*Aim of the exercise*: Give only the lines from the one containing "OCR this image." through the end of the material below, exactly as written.

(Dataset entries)
↓↓↓

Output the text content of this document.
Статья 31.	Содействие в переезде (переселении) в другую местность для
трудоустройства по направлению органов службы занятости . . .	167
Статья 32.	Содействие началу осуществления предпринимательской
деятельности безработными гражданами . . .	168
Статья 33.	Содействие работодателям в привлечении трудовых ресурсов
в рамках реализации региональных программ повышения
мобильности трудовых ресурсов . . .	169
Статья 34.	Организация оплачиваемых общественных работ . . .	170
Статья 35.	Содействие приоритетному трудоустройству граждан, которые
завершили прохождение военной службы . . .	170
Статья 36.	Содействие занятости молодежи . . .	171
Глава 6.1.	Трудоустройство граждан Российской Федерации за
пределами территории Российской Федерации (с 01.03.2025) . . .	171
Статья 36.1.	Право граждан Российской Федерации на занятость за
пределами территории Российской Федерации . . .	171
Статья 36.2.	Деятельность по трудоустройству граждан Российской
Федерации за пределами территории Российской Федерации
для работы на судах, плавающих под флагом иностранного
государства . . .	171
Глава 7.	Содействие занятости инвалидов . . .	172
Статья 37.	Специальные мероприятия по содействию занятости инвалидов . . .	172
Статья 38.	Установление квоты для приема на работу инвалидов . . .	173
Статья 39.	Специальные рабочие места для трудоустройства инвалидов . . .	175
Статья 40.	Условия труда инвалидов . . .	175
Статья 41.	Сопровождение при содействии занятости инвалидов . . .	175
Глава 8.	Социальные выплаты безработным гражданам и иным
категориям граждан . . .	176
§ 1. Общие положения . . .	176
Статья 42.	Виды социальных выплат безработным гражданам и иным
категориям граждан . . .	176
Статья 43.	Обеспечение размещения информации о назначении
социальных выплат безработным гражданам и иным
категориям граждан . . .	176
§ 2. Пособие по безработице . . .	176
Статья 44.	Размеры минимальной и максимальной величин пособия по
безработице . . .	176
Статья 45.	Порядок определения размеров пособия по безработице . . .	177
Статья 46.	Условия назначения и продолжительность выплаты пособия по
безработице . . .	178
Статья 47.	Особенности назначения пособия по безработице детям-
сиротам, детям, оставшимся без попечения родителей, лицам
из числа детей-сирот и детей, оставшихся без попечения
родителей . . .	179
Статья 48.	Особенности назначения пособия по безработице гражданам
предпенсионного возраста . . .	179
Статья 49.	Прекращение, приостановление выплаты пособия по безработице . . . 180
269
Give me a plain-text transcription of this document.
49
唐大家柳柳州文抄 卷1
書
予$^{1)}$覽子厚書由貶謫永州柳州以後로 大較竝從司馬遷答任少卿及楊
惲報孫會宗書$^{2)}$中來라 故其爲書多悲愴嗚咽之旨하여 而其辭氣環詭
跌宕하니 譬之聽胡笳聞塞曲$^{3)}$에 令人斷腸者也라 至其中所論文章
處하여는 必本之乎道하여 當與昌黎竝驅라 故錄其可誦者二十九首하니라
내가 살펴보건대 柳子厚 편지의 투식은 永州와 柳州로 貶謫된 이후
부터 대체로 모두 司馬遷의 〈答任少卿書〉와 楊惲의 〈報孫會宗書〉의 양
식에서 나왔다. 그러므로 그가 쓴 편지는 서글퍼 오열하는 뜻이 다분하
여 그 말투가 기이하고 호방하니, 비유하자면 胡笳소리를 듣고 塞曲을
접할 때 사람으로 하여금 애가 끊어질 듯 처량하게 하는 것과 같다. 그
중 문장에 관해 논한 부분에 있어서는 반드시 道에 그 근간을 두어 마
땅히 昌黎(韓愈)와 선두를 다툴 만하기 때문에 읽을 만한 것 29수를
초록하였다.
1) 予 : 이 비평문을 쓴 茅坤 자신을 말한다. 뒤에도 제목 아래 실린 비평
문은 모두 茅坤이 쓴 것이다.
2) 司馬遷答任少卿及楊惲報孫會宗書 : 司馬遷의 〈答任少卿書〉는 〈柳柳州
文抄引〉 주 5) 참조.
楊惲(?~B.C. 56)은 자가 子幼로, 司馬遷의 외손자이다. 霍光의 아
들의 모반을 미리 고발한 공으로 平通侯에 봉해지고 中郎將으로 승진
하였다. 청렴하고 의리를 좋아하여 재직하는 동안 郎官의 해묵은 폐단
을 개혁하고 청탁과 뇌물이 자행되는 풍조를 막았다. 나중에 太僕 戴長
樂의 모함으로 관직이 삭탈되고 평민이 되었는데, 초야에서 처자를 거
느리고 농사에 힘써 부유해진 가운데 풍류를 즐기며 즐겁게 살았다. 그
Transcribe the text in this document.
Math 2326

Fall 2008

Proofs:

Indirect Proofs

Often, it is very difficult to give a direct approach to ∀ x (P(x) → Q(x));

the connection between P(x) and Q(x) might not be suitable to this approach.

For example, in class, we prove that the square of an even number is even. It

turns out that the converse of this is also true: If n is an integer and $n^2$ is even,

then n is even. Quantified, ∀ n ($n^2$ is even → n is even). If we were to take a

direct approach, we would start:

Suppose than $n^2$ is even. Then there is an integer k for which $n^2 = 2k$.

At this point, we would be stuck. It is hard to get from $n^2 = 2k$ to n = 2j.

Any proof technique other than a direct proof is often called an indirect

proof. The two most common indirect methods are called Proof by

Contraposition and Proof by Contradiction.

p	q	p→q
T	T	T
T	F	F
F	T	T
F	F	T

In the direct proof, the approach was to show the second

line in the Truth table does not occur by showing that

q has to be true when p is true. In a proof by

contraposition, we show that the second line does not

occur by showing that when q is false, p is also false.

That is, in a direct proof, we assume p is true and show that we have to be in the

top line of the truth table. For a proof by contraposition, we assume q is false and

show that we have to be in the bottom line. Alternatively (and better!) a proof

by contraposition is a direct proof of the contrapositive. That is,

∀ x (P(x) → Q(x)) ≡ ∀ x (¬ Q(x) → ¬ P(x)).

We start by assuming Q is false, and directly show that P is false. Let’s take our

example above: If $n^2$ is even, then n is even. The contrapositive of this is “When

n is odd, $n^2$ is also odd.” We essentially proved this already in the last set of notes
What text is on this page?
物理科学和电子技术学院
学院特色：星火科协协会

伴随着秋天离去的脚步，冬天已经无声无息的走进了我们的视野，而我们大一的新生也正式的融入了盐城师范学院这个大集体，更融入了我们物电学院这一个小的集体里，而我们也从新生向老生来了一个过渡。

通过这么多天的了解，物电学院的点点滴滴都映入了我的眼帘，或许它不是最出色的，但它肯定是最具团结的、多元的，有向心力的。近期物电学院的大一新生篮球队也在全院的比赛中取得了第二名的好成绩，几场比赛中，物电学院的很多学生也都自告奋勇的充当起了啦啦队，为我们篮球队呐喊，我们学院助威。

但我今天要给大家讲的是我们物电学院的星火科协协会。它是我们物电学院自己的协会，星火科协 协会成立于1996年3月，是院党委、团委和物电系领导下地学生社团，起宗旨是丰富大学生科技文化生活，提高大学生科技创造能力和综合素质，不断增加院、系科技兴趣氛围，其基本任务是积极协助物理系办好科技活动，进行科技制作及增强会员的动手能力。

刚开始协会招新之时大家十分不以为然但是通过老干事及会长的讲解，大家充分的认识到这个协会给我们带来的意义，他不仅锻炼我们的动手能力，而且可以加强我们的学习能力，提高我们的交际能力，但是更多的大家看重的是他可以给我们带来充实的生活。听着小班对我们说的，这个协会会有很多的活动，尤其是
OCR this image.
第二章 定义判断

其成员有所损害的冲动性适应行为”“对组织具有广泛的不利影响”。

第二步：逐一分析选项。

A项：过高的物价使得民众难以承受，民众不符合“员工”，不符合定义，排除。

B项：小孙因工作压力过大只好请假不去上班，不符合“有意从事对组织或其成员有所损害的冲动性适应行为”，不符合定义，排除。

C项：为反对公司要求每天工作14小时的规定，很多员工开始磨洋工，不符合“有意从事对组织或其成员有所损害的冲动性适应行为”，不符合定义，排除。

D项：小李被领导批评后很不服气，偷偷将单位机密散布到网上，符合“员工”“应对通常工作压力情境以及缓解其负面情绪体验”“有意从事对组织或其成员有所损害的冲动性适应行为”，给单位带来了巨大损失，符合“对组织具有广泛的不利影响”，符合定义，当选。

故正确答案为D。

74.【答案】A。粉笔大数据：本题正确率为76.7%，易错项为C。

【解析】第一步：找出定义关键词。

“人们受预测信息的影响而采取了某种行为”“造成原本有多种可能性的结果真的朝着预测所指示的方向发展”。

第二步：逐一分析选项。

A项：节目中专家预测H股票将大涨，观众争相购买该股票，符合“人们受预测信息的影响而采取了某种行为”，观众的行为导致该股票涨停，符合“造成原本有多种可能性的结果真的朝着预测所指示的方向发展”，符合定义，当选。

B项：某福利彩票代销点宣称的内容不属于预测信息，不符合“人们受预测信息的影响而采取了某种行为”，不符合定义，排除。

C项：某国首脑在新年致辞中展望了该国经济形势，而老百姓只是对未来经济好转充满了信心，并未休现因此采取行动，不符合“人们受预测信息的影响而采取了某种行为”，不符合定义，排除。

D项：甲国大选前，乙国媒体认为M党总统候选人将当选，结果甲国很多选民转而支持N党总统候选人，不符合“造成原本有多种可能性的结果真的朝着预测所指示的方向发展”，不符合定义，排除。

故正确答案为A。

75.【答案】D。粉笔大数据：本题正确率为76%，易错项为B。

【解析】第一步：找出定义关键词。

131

↑↑↑

*Exercise solution*:
OCR this image.
第二章 定义判断

其成员有所损害的冲动性适应行为”“对组织具有广泛的不利影响”。

第二步：逐一分析选项。

A项：过高的物价使得民众难以承受，民众不符合“员工”，不符合定义，排除。

B项：小孙因工作压力过大只好请假不去上班，不符合“有意从事对组织或其成员有所损害的冲动性适应行为”，不符合定义，排除。

C项：为反对公司要求每天工作14小时的规定，很多员工开始磨洋工，不符合“有意从事对组织或其成员有所损害的冲动性适应行为”，不符合定义，排除。

D项：小李被领导批评后很不服气，偷偷将单位机密散布到网上，符合“员工”“应对通常工作压力情境以及缓解其负面情绪体验”“有意从事对组织或其成员有所损害的冲动性适应行为”，给单位带来了巨大损失，符合“对组织具有广泛的不利影响”，符合定义，当选。

故正确答案为D。

74.【答案】A。粉笔大数据：本题正确率为76.7%，易错项为C。

【解析】第一步：找出定义关键词。

“人们受预测信息的影响而采取了某种行为”“造成原本有多种可能性的结果真的朝着预测所指示的方向发展”。

第二步：逐一分析选项。

A项：节目中专家预测H股票将大涨，观众争相购买该股票，符合“人们受预测信息的影响而采取了某种行为”，观众的行为导致该股票涨停，符合“造成原本有多种可能性的结果真的朝着预测所指示的方向发展”，符合定义，当选。

B项：某福利彩票代销点宣称的内容不属于预测信息，不符合“人们受预测信息的影响而采取了某种行为”，不符合定义，排除。

C项：某国首脑在新年致辞中展望了该国经济形势，而老百姓只是对未来经济好转充满了信心，并未休现因此采取行动，不符合“人们受预测信息的影响而采取了某种行为”，不符合定义，排除。

D项：甲国大选前，乙国媒体认为M党总统候选人将当选，结果甲国很多选民转而支持N党总统候选人，不符合“造成原本有多种可能性的结果真的朝着预测所指示的方向发展”，不符合定义，排除。

故正确答案为A。

75.【答案】D。粉笔大数据：本题正确率为76%，易错项为B。

【解析】第一步：找出定义关键词。

131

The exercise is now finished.